-- start Data for this exercise --

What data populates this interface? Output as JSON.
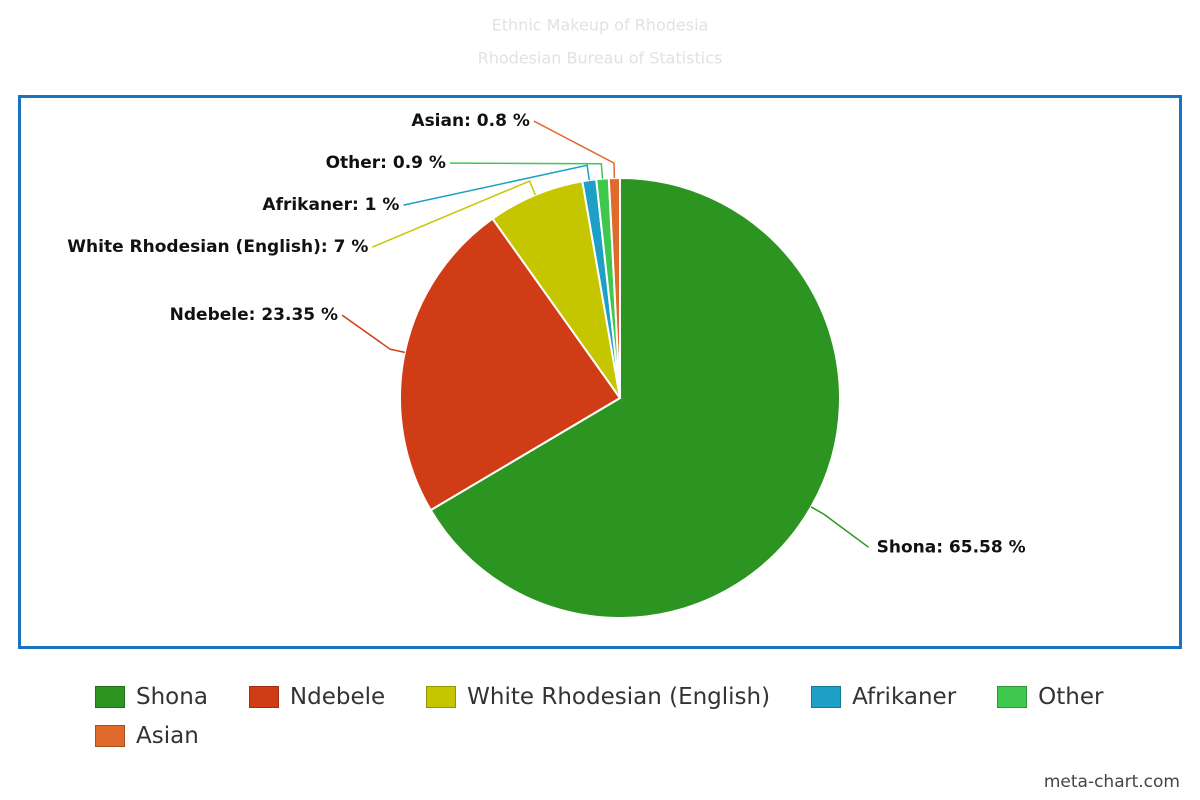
{
  "chart_data": {
    "type": "pie",
    "title": "Ethnic Makeup of Rhodesia",
    "subtitle": "Rhodesian Bureau of Statistics",
    "categories": [
      "Shona",
      "Ndebele",
      "White Rhodesian (English)",
      "Afrikaner",
      "Other",
      "Asian"
    ],
    "values": [
      65.58,
      23.35,
      7,
      1,
      0.9,
      0.8
    ],
    "value_labels": [
      "Shona: 65.58 %",
      "Ndebele: 23.35 %",
      "White Rhodesian (English): 7 %",
      "Afrikaner: 1 %",
      "Other: 0.9 %",
      "Asian: 0.8 %"
    ],
    "colors": [
      "#2c9420",
      "#d03c16",
      "#c6c600",
      "#1ea0c6",
      "#3ec84e",
      "#e06a2c"
    ],
    "legend": "bottom"
  },
  "credit": "meta-chart.com"
}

-- end Data for this exercise --

Exercise instructions:
Quote every line of the records above exactly; no picture is to be copied.

Written response:
What data populates this interface? Output as JSON.
{
  "chart_data": {
    "type": "pie",
    "title": "Ethnic Makeup of Rhodesia",
    "subtitle": "Rhodesian Bureau of Statistics",
    "categories": [
      "Shona",
      "Ndebele",
      "White Rhodesian (English)",
      "Afrikaner",
      "Other",
      "Asian"
    ],
    "values": [
      65.58,
      23.35,
      7,
      1,
      0.9,
      0.8
    ],
    "value_labels": [
      "Shona: 65.58 %",
      "Ndebele: 23.35 %",
      "White Rhodesian (English): 7 %",
      "Afrikaner: 1 %",
      "Other: 0.9 %",
      "Asian: 0.8 %"
    ],
    "colors": [
      "#2c9420",
      "#d03c16",
      "#c6c600",
      "#1ea0c6",
      "#3ec84e",
      "#e06a2c"
    ],
    "legend": "bottom"
  },
  "credit": "meta-chart.com"
}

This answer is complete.